■ **WRITTEN INSTRUCTION**
Look through the records that follow. Copy every line containing the word "values".
Start of DATA FOR THIS TASK
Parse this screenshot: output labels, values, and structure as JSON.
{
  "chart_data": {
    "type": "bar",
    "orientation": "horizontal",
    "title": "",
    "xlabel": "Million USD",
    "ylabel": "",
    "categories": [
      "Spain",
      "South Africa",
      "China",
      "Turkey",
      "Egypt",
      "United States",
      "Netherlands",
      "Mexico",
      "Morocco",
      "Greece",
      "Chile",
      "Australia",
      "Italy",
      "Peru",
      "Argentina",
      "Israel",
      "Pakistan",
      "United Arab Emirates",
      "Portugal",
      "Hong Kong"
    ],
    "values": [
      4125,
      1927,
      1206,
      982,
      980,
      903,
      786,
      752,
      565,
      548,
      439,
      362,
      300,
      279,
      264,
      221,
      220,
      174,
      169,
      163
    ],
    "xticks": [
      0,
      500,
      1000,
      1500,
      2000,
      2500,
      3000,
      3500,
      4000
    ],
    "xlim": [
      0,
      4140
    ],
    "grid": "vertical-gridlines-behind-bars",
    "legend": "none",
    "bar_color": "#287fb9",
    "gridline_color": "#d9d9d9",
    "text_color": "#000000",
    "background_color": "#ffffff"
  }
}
End of DATA FOR THIS TASK
■ **ANSWER TO THE TASK**
Parse this screenshot: output labels, values, and structure as JSON.
    "values": [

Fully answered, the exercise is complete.